**Required task**:
Word for word, quote all of the material, omitting the pictures.

* start Entries shown *

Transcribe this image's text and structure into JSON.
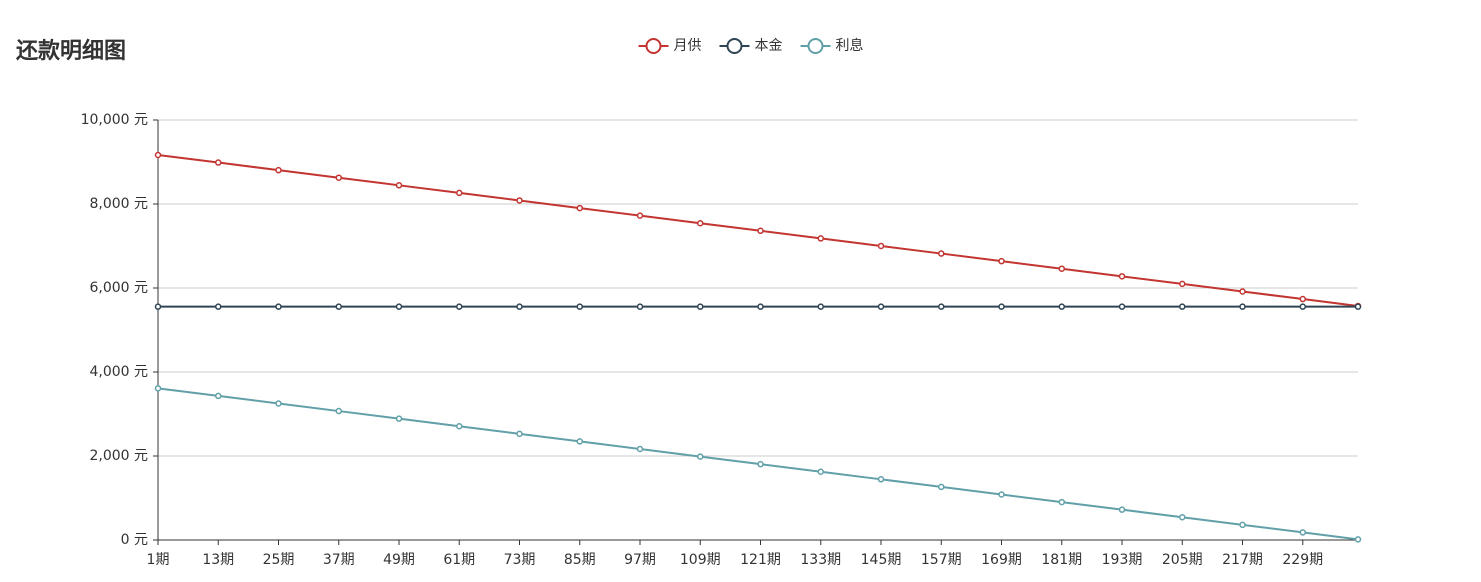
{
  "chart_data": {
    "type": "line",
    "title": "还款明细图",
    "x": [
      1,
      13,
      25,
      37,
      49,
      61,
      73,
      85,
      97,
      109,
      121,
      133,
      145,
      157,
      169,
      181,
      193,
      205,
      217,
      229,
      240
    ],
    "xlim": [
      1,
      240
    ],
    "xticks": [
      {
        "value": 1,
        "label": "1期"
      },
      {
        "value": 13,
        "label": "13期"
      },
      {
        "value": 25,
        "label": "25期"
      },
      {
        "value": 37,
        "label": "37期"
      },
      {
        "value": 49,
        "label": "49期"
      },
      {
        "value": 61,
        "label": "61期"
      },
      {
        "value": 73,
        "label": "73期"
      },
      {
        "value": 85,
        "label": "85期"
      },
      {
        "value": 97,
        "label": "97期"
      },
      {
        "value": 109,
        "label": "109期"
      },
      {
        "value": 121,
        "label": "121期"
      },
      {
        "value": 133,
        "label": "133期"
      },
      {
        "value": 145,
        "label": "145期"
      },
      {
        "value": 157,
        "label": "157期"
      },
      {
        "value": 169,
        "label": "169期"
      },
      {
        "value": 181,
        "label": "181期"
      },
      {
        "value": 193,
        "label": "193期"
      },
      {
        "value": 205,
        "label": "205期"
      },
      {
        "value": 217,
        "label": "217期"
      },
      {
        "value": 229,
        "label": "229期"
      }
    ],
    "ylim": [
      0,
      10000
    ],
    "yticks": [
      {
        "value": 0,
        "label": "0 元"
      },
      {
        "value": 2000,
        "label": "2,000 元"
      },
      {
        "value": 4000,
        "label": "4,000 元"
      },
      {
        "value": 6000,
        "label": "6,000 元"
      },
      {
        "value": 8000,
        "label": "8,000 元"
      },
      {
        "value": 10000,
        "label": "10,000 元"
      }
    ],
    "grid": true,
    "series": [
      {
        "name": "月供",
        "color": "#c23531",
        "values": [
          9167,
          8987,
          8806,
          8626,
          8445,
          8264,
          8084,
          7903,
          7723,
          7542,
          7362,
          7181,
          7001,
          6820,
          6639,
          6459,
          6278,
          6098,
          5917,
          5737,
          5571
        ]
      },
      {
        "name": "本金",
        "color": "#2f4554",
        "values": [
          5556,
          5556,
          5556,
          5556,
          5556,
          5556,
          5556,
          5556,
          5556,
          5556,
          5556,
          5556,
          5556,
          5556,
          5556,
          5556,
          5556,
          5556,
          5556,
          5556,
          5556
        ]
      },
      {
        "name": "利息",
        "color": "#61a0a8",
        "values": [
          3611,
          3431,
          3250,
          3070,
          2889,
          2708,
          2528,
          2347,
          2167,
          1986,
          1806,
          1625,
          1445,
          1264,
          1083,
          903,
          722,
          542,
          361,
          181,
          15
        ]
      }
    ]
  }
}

* end Entries shown *

**Solution to this exercise**:
Transcribe this image's text and structure into JSON.
{
  "chart_data": {
    "type": "line",
    "title": "还款明细图",
    "x": [
      1,
      13,
      25,
      37,
      49,
      61,
      73,
      85,
      97,
      109,
      121,
      133,
      145,
      157,
      169,
      181,
      193,
      205,
      217,
      229,
      240
    ],
    "xlim": [
      1,
      240
    ],
    "xticks": [
      {
        "value": 1,
        "label": "1期"
      },
      {
        "value": 13,
        "label": "13期"
      },
      {
        "value": 25,
        "label": "25期"
      },
      {
        "value": 37,
        "label": "37期"
      },
      {
        "value": 49,
        "label": "49期"
      },
      {
        "value": 61,
        "label": "61期"
      },
      {
        "value": 73,
        "label": "73期"
      },
      {
        "value": 85,
        "label": "85期"
      },
      {
        "value": 97,
        "label": "97期"
      },
      {
        "value": 109,
        "label": "109期"
      },
      {
        "value": 121,
        "label": "121期"
      },
      {
        "value": 133,
        "label": "133期"
      },
      {
        "value": 145,
        "label": "145期"
      },
      {
        "value": 157,
        "label": "157期"
      },
      {
        "value": 169,
        "label": "169期"
      },
      {
        "value": 181,
        "label": "181期"
      },
      {
        "value": 193,
        "label": "193期"
      },
      {
        "value": 205,
        "label": "205期"
      },
      {
        "value": 217,
        "label": "217期"
      },
      {
        "value": 229,
        "label": "229期"
      }
    ],
    "ylim": [
      0,
      10000
    ],
    "yticks": [
      {
        "value": 0,
        "label": "0 元"
      },
      {
        "value": 2000,
        "label": "2,000 元"
      },
      {
        "value": 4000,
        "label": "4,000 元"
      },
      {
        "value": 6000,
        "label": "6,000 元"
      },
      {
        "value": 8000,
        "label": "8,000 元"
      },
      {
        "value": 10000,
        "label": "10,000 元"
      }
    ],
    "grid": true,
    "series": [
      {
        "name": "月供",
        "color": "#c23531",
        "values": [
          9167,
          8987,
          8806,
          8626,
          8445,
          8264,
          8084,
          7903,
          7723,
          7542,
          7362,
          7181,
          7001,
          6820,
          6639,
          6459,
          6278,
          6098,
          5917,
          5737,
          5571
        ]
      },
      {
        "name": "本金",
        "color": "#2f4554",
        "values": [
          5556,
          5556,
          5556,
          5556,
          5556,
          5556,
          5556,
          5556,
          5556,
          5556,
          5556,
          5556,
          5556,
          5556,
          5556,
          5556,
          5556,
          5556,
          5556,
          5556,
          5556
        ]
      },
      {
        "name": "利息",
        "color": "#61a0a8",
        "values": [
          3611,
          3431,
          3250,
          3070,
          2889,
          2708,
          2528,
          2347,
          2167,
          1986,
          1806,
          1625,
          1445,
          1264,
          1083,
          903,
          722,
          542,
          361,
          181,
          15
        ]
      }
    ]
  }
}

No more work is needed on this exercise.